What the task asks —
List the lines of this listing that hold the word "Nizza".

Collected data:
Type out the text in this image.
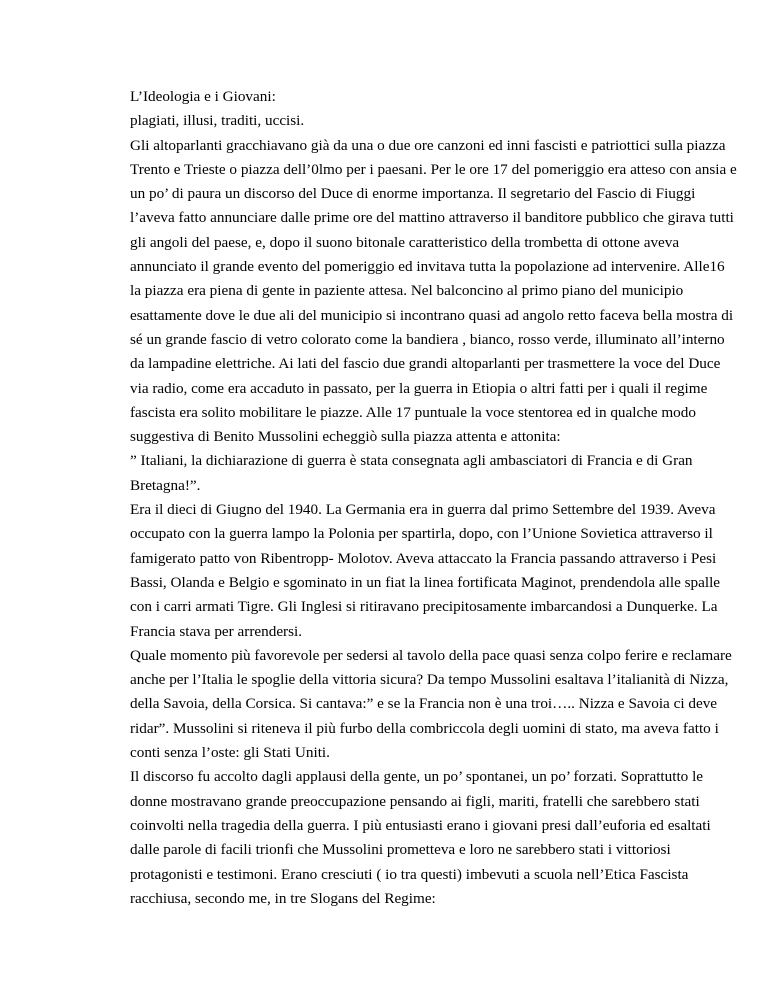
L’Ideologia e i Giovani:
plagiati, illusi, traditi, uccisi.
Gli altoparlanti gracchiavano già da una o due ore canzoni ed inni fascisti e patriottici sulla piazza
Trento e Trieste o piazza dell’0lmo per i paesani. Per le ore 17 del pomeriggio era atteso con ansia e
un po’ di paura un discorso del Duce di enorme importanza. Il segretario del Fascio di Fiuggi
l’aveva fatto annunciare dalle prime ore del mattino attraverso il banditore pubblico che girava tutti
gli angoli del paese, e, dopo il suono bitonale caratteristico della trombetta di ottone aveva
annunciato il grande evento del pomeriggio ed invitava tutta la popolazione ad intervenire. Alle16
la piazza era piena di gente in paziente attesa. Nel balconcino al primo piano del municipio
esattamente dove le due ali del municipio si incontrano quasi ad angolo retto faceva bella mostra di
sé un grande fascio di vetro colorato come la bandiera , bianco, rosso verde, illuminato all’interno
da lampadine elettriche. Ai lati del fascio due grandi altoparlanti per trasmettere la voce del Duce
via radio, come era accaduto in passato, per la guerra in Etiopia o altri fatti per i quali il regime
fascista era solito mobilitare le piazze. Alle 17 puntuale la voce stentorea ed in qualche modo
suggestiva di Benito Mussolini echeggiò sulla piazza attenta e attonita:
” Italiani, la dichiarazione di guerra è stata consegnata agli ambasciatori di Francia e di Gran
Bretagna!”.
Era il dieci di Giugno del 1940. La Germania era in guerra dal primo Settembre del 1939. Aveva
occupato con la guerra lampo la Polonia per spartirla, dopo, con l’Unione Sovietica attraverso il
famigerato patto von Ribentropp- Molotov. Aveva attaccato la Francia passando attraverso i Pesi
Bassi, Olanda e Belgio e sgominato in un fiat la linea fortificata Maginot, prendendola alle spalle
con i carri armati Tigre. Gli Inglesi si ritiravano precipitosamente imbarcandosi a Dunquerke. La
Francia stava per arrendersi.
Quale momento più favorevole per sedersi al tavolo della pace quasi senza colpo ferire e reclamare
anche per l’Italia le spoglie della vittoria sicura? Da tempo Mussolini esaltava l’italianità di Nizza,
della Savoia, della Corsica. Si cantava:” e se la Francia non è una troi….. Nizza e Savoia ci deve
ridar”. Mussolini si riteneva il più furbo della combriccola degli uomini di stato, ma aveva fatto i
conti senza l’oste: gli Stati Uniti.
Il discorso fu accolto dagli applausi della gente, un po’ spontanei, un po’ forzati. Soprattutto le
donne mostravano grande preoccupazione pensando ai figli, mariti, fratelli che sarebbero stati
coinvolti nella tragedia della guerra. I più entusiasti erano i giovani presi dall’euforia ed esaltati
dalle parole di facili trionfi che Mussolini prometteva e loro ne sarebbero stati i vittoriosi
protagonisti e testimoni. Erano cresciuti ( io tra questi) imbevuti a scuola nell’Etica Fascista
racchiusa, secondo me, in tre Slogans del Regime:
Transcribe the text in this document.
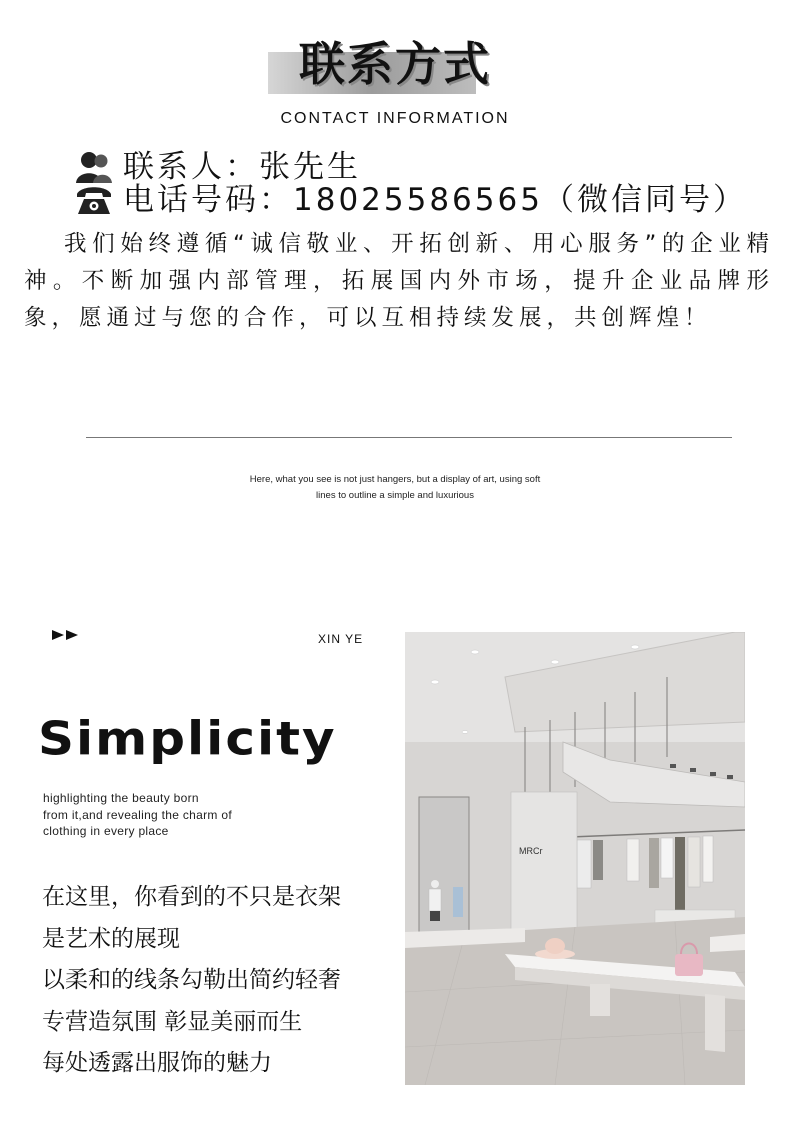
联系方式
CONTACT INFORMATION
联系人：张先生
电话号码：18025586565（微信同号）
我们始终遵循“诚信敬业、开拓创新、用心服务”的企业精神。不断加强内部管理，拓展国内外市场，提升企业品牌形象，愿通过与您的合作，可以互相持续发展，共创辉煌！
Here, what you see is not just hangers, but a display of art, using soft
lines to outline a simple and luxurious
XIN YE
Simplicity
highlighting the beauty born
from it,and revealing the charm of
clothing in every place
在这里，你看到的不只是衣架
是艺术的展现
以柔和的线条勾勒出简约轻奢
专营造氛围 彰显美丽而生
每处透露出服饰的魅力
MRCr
* * *
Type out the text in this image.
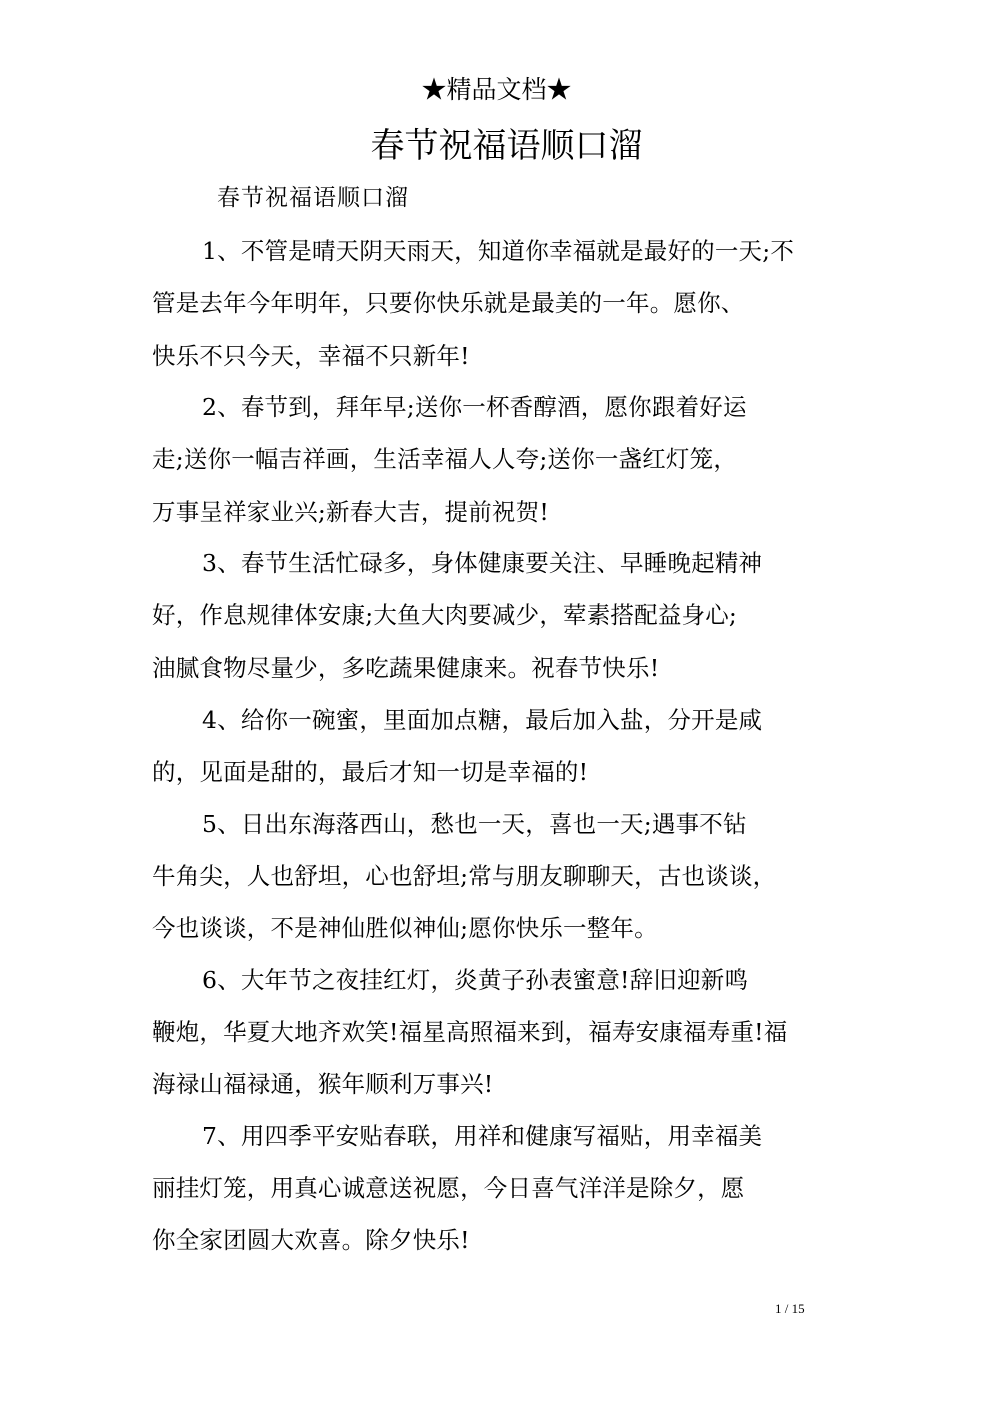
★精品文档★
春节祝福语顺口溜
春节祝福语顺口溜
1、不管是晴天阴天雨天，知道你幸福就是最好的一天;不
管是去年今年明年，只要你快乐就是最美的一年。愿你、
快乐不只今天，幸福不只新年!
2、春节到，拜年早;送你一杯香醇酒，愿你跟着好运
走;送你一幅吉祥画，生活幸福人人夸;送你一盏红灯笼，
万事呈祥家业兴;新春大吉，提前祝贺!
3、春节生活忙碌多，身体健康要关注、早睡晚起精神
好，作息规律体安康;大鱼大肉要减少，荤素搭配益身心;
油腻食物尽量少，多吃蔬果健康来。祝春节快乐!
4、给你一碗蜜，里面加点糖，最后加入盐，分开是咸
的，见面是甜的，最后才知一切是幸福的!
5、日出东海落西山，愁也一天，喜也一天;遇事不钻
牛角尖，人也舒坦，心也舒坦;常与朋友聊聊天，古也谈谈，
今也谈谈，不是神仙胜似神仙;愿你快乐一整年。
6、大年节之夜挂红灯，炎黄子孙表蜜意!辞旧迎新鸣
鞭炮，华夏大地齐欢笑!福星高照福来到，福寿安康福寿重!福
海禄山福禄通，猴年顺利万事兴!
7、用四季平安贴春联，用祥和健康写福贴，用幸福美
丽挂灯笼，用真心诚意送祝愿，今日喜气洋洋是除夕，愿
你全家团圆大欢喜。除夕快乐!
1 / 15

Task result —
anche per l’Italia le spoglie della vittoria sicura? Da tempo Mussolini esaltava l’italianità di Nizza,
della Savoia, della Corsica. Si cantava:” e se la Francia non è una troi….. Nizza e Savoia ci deve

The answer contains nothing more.